[Chart and figure data]
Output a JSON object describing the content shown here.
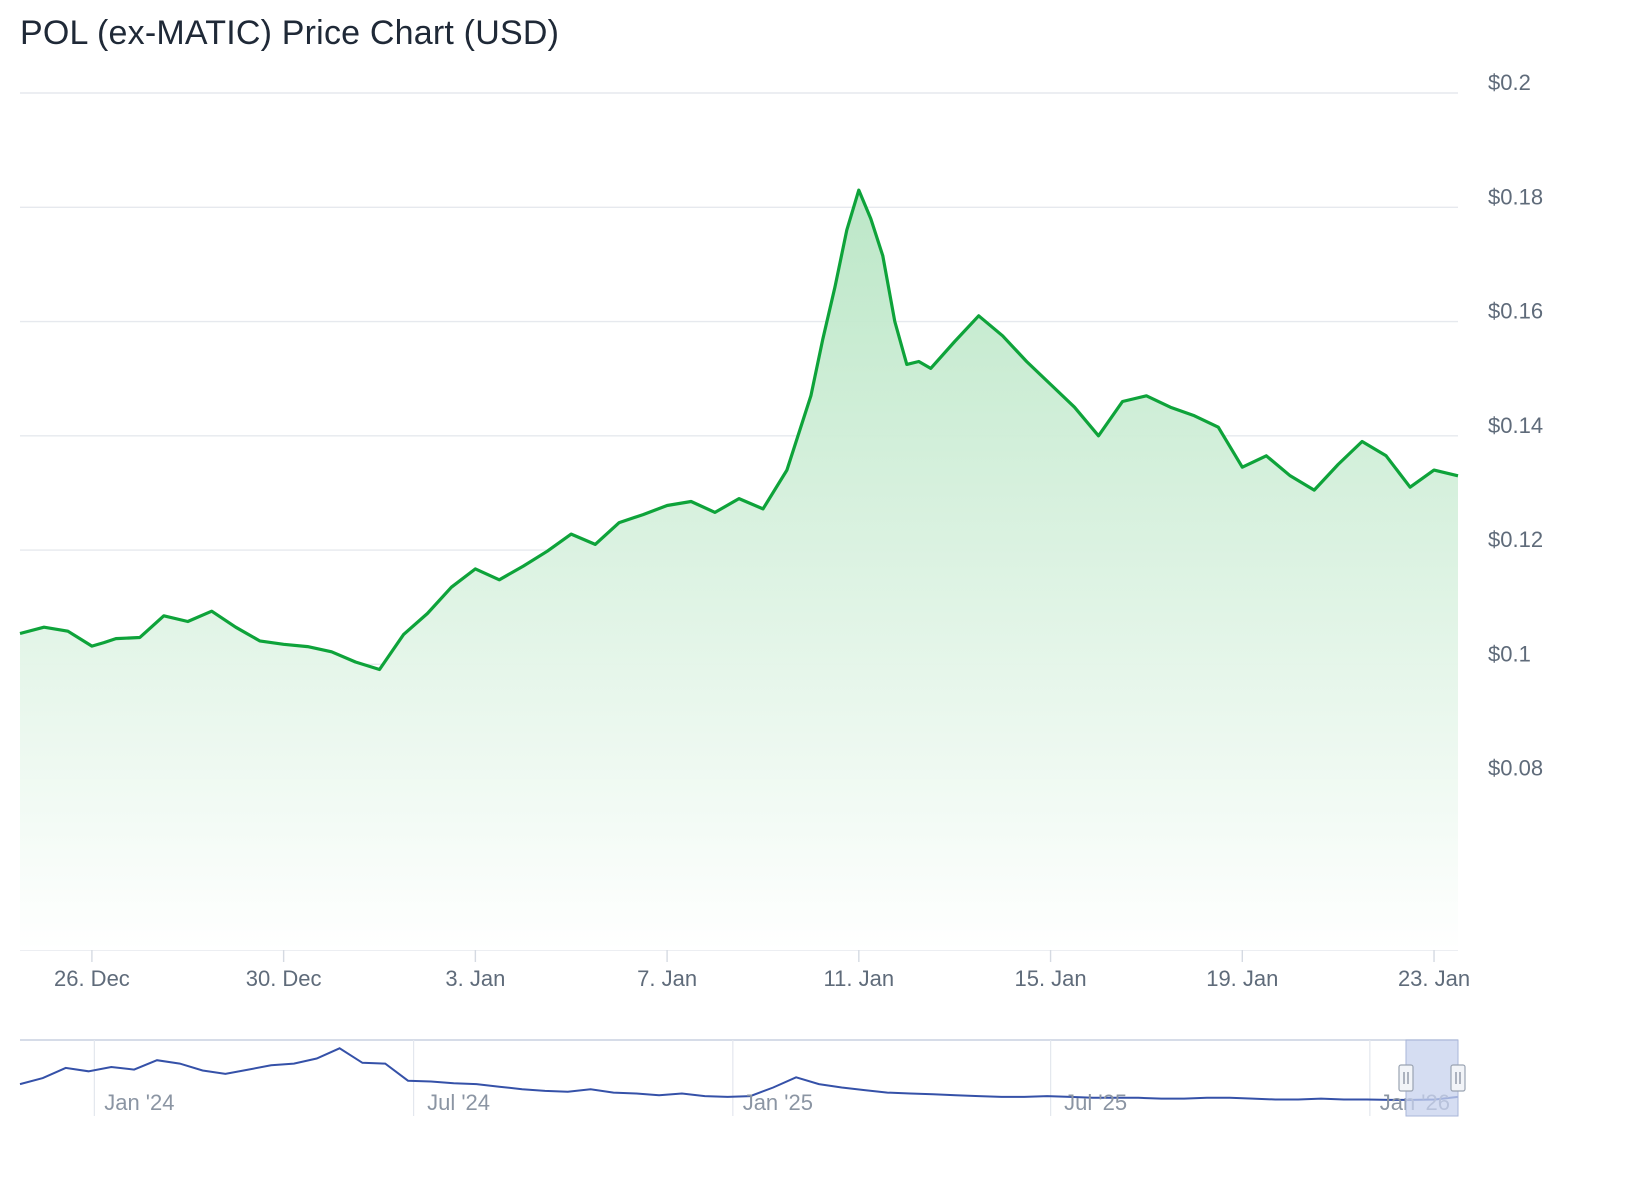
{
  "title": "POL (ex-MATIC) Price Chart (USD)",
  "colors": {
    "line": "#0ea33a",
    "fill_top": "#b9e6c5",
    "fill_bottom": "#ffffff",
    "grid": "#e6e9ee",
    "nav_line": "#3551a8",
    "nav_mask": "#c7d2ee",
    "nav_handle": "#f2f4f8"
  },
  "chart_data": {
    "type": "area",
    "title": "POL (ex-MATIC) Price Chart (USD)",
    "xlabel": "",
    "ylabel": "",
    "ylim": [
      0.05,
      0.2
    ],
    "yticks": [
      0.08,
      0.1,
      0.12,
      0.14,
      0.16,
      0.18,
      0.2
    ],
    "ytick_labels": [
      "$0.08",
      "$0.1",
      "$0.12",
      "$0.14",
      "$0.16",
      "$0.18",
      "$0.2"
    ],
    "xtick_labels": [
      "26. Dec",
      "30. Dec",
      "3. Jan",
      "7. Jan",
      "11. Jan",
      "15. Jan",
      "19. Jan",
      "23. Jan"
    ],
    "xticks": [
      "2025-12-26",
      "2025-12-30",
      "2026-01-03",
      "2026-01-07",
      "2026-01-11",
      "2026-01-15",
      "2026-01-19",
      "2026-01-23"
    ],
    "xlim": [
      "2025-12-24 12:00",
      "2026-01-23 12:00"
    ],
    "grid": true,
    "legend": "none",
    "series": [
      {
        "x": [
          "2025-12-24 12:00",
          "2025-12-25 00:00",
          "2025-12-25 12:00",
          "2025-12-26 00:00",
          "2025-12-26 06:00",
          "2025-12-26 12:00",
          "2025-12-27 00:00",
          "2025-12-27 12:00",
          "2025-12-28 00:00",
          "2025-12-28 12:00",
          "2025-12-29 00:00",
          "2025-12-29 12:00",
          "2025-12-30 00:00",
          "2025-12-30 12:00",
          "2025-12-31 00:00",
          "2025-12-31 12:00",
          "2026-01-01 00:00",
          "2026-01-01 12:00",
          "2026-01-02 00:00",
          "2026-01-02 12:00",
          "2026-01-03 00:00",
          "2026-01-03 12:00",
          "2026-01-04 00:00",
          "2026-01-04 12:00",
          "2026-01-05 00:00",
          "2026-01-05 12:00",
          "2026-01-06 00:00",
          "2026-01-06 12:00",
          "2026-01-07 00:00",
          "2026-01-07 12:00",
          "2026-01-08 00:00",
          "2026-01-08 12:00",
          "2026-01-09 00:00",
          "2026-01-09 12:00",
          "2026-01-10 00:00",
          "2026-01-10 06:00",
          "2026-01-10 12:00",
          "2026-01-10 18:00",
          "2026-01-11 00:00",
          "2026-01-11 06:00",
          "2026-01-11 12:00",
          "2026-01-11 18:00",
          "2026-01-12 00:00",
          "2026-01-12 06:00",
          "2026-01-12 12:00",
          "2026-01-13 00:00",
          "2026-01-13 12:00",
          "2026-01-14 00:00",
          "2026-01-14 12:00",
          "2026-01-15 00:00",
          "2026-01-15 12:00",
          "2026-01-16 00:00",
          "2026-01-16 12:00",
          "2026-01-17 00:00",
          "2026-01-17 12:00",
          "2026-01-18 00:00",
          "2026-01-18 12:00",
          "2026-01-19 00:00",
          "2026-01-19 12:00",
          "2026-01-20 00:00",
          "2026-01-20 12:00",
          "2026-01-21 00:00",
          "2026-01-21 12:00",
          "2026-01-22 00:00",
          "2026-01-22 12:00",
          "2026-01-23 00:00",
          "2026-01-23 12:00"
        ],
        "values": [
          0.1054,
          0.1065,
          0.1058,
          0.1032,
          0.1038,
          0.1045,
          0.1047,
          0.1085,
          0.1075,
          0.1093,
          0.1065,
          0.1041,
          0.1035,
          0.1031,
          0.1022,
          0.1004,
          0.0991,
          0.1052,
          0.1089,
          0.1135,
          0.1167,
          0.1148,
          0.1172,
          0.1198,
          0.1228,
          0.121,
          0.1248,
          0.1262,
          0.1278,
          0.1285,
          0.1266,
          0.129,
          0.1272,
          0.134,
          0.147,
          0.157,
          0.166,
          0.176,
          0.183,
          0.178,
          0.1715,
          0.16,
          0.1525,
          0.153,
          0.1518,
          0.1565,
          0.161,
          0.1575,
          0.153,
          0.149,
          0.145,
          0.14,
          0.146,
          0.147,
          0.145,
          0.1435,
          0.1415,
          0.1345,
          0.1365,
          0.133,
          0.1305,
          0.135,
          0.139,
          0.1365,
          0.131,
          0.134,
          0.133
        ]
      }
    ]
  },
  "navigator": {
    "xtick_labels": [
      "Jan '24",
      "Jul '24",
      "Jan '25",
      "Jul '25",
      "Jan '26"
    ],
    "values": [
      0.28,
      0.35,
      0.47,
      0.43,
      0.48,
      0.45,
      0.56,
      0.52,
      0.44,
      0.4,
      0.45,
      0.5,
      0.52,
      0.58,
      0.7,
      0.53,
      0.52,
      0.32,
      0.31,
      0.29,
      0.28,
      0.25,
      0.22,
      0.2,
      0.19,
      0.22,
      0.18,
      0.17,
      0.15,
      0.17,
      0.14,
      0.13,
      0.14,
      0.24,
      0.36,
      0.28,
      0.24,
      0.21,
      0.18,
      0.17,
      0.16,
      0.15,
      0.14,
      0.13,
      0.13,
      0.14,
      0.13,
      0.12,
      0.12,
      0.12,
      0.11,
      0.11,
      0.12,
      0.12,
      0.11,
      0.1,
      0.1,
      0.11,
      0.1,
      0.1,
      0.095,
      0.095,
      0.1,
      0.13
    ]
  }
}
* * *
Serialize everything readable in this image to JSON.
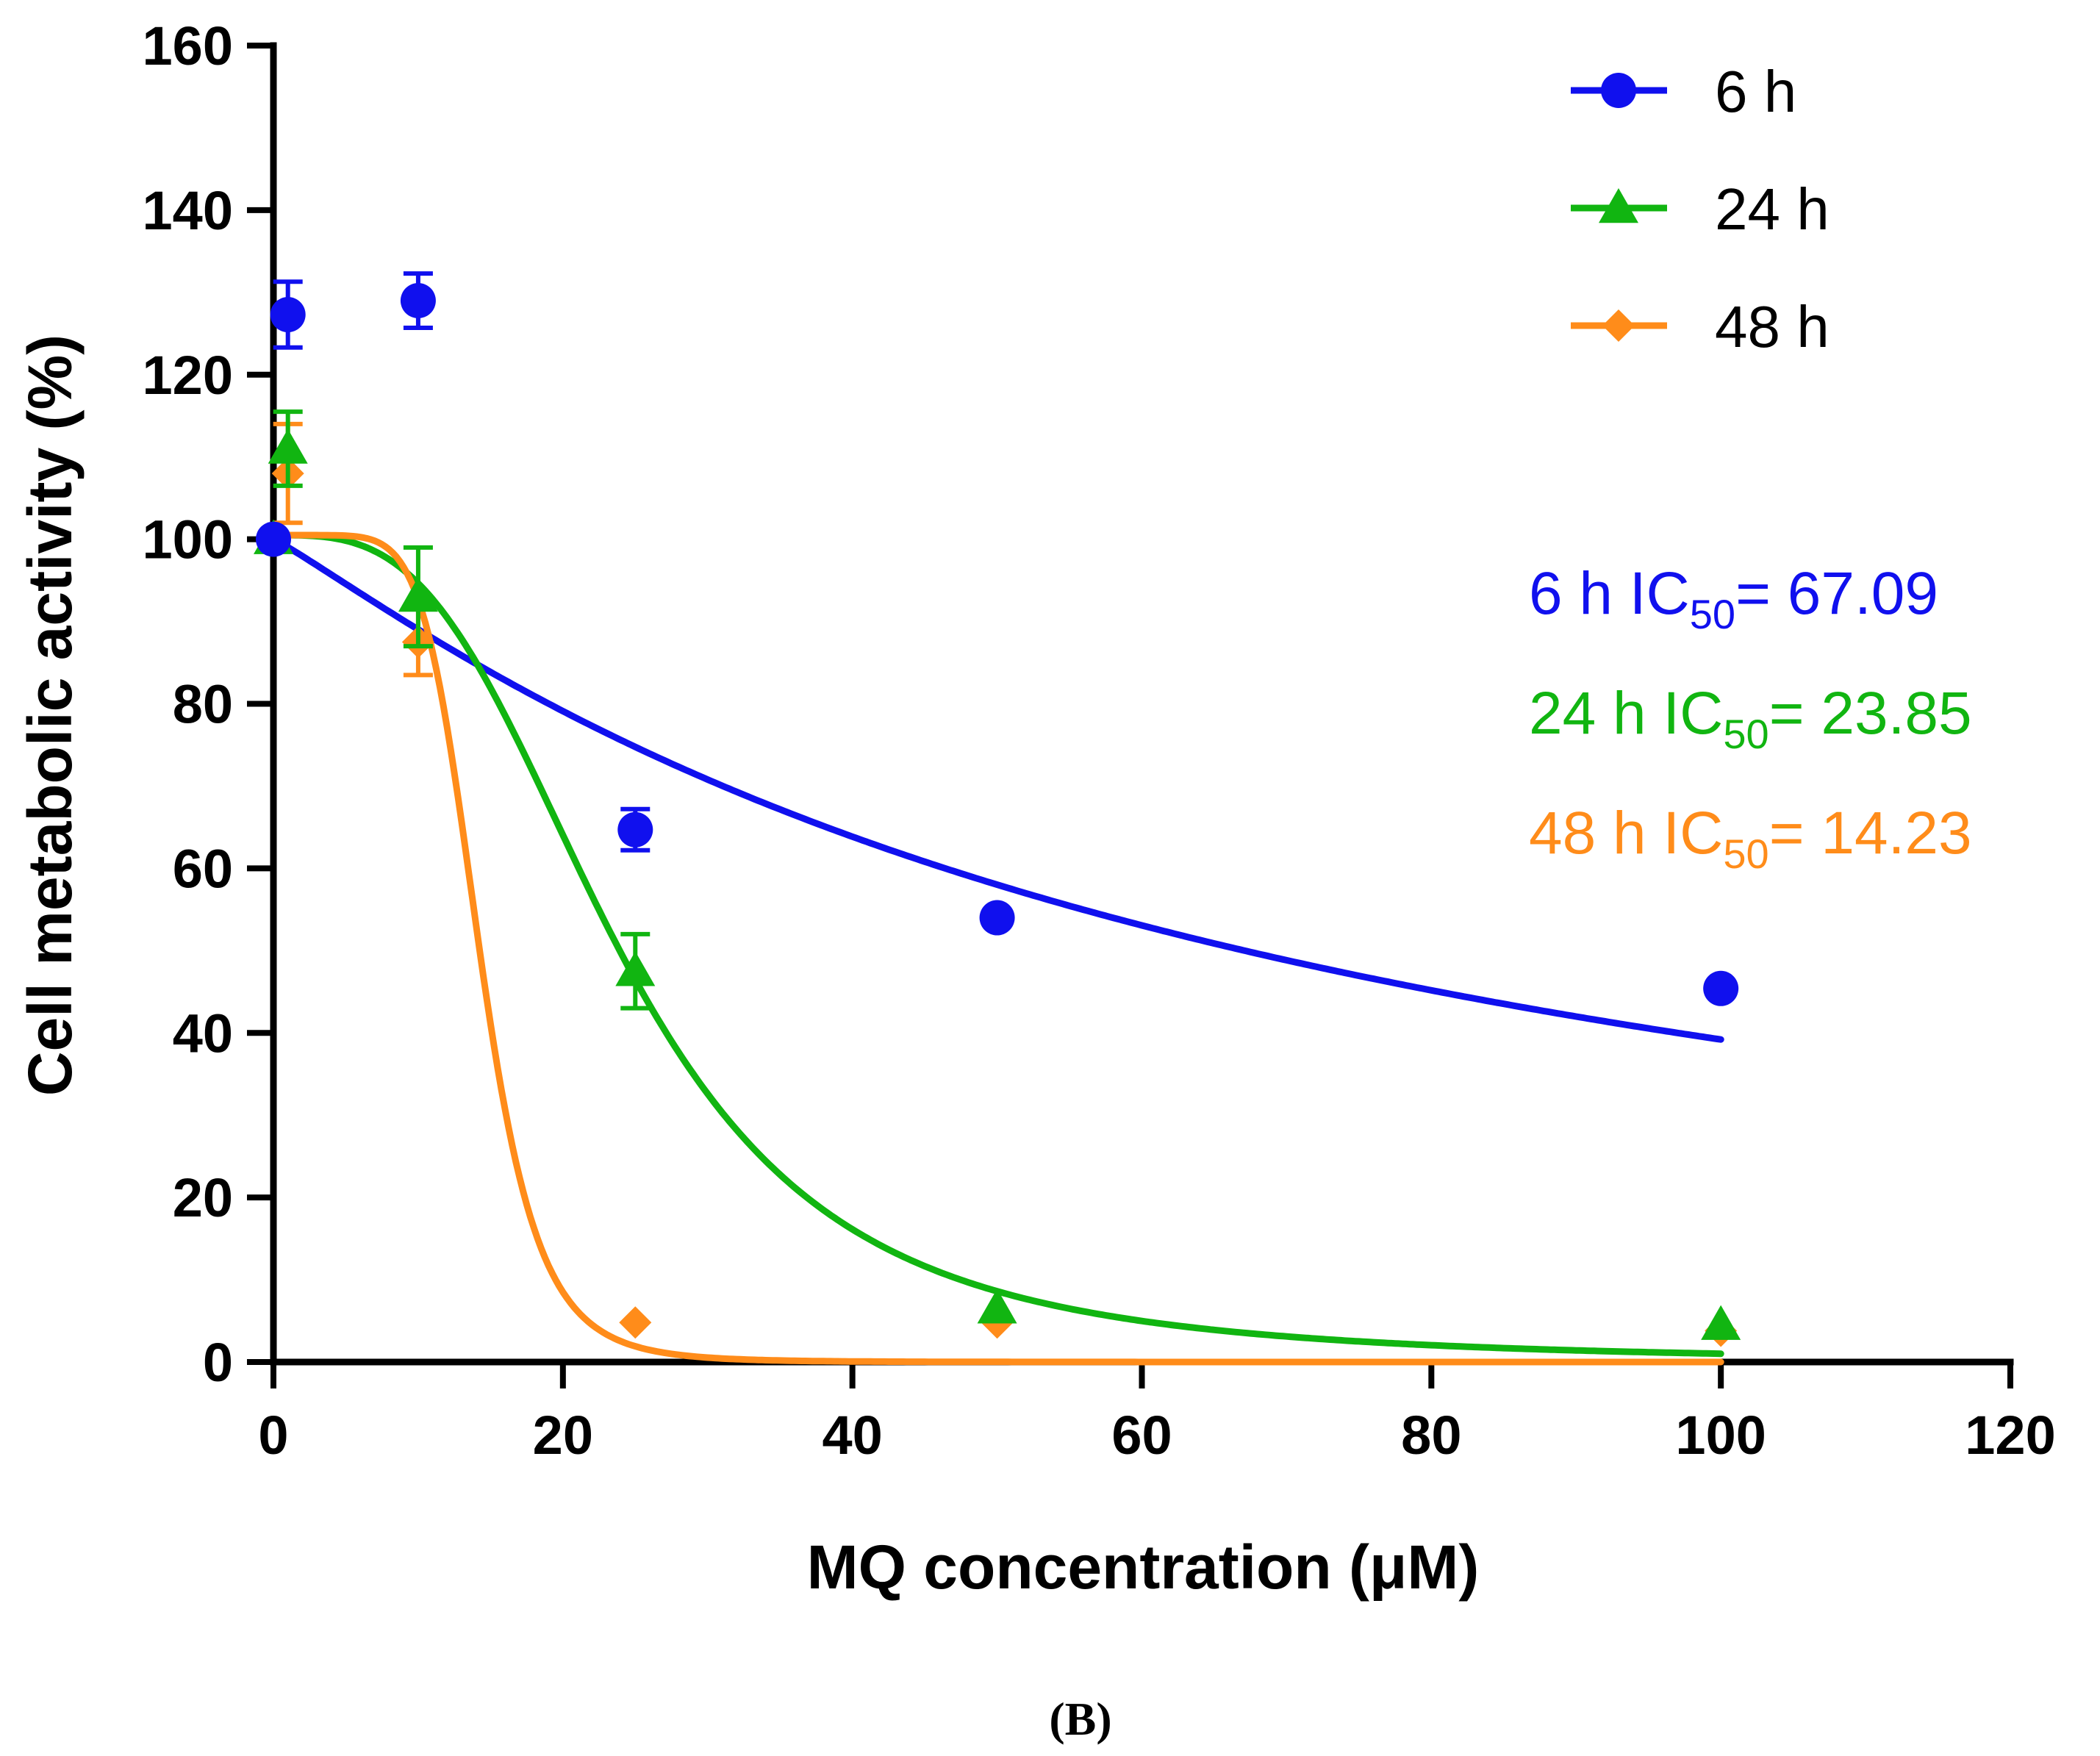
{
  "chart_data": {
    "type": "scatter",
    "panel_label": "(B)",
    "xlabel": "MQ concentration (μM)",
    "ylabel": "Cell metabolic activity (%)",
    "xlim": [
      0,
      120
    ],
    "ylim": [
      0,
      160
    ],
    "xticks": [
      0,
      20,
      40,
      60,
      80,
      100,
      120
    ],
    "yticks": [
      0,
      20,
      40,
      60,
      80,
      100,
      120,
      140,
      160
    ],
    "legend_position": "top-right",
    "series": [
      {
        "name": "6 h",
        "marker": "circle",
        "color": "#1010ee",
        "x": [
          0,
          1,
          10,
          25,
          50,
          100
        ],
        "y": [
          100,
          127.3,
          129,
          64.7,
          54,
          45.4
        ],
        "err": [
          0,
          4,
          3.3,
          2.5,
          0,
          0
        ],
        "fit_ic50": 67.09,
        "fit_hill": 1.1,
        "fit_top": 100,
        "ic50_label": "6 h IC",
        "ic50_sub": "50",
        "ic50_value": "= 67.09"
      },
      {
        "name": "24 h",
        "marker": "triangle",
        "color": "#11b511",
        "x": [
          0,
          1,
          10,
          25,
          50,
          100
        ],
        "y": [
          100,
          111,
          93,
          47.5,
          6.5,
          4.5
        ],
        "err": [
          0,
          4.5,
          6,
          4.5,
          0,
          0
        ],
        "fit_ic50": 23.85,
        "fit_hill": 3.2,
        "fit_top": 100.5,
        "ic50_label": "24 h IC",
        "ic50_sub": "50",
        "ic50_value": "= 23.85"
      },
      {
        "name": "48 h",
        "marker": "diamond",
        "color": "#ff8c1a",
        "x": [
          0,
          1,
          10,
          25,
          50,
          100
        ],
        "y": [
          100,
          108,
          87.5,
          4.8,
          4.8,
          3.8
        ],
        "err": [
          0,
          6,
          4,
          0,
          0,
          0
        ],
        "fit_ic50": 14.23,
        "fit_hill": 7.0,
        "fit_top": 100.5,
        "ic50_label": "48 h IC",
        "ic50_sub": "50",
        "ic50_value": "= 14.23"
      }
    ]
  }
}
--
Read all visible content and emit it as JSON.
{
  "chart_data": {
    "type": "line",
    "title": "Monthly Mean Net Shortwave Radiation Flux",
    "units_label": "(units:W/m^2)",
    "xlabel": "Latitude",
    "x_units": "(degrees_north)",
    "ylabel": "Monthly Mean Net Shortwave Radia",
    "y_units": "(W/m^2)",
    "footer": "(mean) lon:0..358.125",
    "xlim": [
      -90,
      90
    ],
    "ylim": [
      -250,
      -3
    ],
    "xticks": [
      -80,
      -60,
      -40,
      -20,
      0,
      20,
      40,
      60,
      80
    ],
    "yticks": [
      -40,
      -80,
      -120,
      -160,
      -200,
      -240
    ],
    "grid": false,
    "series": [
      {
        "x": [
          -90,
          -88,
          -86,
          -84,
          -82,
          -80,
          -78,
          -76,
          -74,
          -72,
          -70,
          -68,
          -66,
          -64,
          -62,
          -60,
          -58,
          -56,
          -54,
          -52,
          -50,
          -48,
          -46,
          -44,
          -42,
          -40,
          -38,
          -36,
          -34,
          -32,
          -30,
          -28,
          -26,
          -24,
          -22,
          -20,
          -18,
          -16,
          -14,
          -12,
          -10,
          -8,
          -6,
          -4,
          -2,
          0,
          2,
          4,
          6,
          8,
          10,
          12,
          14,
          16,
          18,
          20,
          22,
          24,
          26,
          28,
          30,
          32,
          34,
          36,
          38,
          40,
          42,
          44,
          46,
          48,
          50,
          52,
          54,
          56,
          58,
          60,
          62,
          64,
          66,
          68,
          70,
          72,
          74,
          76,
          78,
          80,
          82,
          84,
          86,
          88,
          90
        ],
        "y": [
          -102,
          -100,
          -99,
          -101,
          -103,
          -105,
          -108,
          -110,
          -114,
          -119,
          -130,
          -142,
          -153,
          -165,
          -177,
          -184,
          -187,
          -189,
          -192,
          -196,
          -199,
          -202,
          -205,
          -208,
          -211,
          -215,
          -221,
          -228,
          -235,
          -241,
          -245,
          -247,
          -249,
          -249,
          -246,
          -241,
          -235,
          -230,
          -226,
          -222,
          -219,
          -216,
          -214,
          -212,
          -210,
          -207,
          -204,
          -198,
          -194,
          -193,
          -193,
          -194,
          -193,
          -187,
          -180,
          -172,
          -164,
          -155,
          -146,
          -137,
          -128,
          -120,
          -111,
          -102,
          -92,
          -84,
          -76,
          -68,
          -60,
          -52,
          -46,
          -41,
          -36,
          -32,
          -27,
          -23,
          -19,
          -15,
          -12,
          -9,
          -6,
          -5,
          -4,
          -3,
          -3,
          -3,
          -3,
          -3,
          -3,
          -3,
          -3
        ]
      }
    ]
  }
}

◆ TASK TO CARRY OUT ◆
Show every line in the records above that contains the word "marker".

◆ EXPECTED OUTPUT ◆
        "marker": "circle",
        "marker": "triangle",
        "marker": "diamond",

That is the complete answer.